Dataset excerpts.
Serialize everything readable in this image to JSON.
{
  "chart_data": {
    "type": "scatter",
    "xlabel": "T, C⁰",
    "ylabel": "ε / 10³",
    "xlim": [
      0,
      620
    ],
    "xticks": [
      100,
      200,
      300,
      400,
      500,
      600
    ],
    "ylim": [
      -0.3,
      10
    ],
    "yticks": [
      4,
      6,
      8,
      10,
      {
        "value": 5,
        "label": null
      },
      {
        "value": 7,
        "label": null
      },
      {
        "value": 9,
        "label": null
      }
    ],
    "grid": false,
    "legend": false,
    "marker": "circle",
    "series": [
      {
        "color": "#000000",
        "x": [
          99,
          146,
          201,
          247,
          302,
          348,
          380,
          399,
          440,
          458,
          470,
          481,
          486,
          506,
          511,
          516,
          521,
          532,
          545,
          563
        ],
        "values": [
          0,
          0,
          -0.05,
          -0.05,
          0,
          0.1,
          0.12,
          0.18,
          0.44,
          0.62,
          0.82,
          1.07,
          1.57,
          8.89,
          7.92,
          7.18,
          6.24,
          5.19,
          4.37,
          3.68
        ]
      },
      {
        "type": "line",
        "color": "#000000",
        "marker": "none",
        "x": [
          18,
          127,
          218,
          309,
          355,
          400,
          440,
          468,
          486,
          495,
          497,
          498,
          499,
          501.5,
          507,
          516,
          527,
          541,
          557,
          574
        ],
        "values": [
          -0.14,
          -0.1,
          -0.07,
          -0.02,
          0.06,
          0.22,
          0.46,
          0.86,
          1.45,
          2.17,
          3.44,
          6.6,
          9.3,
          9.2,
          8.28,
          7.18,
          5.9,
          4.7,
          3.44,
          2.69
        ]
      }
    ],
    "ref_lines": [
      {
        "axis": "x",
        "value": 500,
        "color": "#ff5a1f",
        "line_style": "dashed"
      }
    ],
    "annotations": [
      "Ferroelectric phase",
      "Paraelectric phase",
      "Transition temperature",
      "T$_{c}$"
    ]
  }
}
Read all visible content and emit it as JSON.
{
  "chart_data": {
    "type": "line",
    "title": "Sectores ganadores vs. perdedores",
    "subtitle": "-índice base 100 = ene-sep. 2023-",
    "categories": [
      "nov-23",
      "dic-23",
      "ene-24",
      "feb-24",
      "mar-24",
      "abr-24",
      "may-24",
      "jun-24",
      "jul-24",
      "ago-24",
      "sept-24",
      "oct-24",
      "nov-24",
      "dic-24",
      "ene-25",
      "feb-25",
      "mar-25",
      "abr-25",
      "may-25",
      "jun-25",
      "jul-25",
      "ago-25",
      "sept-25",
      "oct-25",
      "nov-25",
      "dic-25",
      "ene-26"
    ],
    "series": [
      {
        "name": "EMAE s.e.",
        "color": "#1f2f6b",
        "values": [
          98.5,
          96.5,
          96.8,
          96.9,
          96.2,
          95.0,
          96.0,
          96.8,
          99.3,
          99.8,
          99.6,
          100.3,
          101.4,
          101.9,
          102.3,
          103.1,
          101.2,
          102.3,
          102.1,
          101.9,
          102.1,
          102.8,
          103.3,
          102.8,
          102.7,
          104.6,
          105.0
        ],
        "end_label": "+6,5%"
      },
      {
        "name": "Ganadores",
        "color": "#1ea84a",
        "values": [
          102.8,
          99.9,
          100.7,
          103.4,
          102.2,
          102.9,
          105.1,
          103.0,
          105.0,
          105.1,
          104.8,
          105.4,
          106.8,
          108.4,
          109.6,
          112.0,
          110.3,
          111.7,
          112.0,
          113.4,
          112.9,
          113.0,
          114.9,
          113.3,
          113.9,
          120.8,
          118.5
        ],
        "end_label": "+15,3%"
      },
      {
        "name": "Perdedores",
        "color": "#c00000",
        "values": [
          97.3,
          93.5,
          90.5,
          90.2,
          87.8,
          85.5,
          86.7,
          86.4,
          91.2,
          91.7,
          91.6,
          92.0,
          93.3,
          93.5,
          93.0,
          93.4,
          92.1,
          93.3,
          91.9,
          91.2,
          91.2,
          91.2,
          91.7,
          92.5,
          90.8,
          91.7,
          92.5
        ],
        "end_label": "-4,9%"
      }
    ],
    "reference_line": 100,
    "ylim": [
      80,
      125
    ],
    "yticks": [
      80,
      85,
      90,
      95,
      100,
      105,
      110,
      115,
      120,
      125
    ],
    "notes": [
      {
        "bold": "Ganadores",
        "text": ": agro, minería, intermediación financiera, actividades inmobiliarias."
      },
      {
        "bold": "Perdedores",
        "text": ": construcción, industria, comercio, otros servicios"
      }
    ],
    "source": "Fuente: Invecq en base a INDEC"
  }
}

To do. Would you reproduce all the entries exactly?

Solved exercise.
Serialize everything readable in this image to JSON.
{
  "chart_data": {
    "type": "scatter",
    "xlabel": "T, C⁰",
    "ylabel": "ε / 10³",
    "xlim": [
      0,
      620
    ],
    "xticks": [
      100,
      200,
      300,
      400,
      500,
      600
    ],
    "ylim": [
      -0.3,
      10
    ],
    "yticks": [
      4,
      6,
      8,
      10,
      {
        "value": 5,
        "label": null
      },
      {
        "value": 7,
        "label": null
      },
      {
        "value": 9,
        "label": null
      }
    ],
    "grid": false,
    "legend": false,
    "marker": "circle",
    "series": [
      {
        "color": "#000000",
        "x": [
          99,
          146,
          201,
          247,
          302,
          348,
          380,
          399,
          440,
          458,
          470,
          481,
          486,
          506,
          511,
          516,
          521,
          532,
          545,
          563
        ],
        "values": [
          0,
          0,
          -0.05,
          -0.05,
          0,
          0.1,
          0.12,
          0.18,
          0.44,
          0.62,
          0.82,
          1.07,
          1.57,
          8.89,
          7.92,
          7.18,
          6.24,
          5.19,
          4.37,
          3.68
        ]
      },
      {
        "type": "line",
        "color": "#000000",
        "marker": "none",
        "x": [
          18,
          127,
          218,
          309,
          355,
          400,
          440,
          468,
          486,
          495,
          497,
          498,
          499,
          501.5,
          507,
          516,
          527,
          541,
          557,
          574
        ],
        "values": [
          -0.14,
          -0.1,
          -0.07,
          -0.02,
          0.06,
          0.22,
          0.46,
          0.86,
          1.45,
          2.17,
          3.44,
          6.6,
          9.3,
          9.2,
          8.28,
          7.18,
          5.9,
          4.7,
          3.44,
          2.69
        ]
      }
    ],
    "ref_lines": [
      {
        "axis": "x",
        "value": 500,
        "color": "#ff5a1f",
        "line_style": "dashed"
      }
    ],
    "annotations": [
      "Ferroelectric phase",
      "Paraelectric phase",
      "Transition temperature",
      "T$_{c}$"
    ]
  }
}
Read all visible content and emit it as JSON.
{
  "chart_data": {
    "type": "line",
    "title": "Sectores ganadores vs. perdedores",
    "subtitle": "-índice base 100 = ene-sep. 2023-",
    "categories": [
      "nov-23",
      "dic-23",
      "ene-24",
      "feb-24",
      "mar-24",
      "abr-24",
      "may-24",
      "jun-24",
      "jul-24",
      "ago-24",
      "sept-24",
      "oct-24",
      "nov-24",
      "dic-24",
      "ene-25",
      "feb-25",
      "mar-25",
      "abr-25",
      "may-25",
      "jun-25",
      "jul-25",
      "ago-25",
      "sept-25",
      "oct-25",
      "nov-25",
      "dic-25",
      "ene-26"
    ],
    "series": [
      {
        "name": "EMAE s.e.",
        "color": "#1f2f6b",
        "values": [
          98.5,
          96.5,
          96.8,
          96.9,
          96.2,
          95.0,
          96.0,
          96.8,
          99.3,
          99.8,
          99.6,
          100.3,
          101.4,
          101.9,
          102.3,
          103.1,
          101.2,
          102.3,
          102.1,
          101.9,
          102.1,
          102.8,
          103.3,
          102.8,
          102.7,
          104.6,
          105.0
        ],
        "end_label": "+6,5%"
      },
      {
        "name": "Ganadores",
        "color": "#1ea84a",
        "values": [
          102.8,
          99.9,
          100.7,
          103.4,
          102.2,
          102.9,
          105.1,
          103.0,
          105.0,
          105.1,
          104.8,
          105.4,
          106.8,
          108.4,
          109.6,
          112.0,
          110.3,
          111.7,
          112.0,
          113.4,
          112.9,
          113.0,
          114.9,
          113.3,
          113.9,
          120.8,
          118.5
        ],
        "end_label": "+15,3%"
      },
      {
        "name": "Perdedores",
        "color": "#c00000",
        "values": [
          97.3,
          93.5,
          90.5,
          90.2,
          87.8,
          85.5,
          86.7,
          86.4,
          91.2,
          91.7,
          91.6,
          92.0,
          93.3,
          93.5,
          93.0,
          93.4,
          92.1,
          93.3,
          91.9,
          91.2,
          91.2,
          91.2,
          91.7,
          92.5,
          90.8,
          91.7,
          92.5
        ],
        "end_label": "-4,9%"
      }
    ],
    "reference_line": 100,
    "ylim": [
      80,
      125
    ],
    "yticks": [
      80,
      85,
      90,
      95,
      100,
      105,
      110,
      115,
      120,
      125
    ],
    "notes": [
      {
        "bold": "Ganadores",
        "text": ": agro, minería, intermediación financiera, actividades inmobiliarias."
      },
      {
        "bold": "Perdedores",
        "text": ": construcción, industria, comercio, otros servicios"
      }
    ],
    "source": "Fuente: Invecq en base a INDEC"
  }
}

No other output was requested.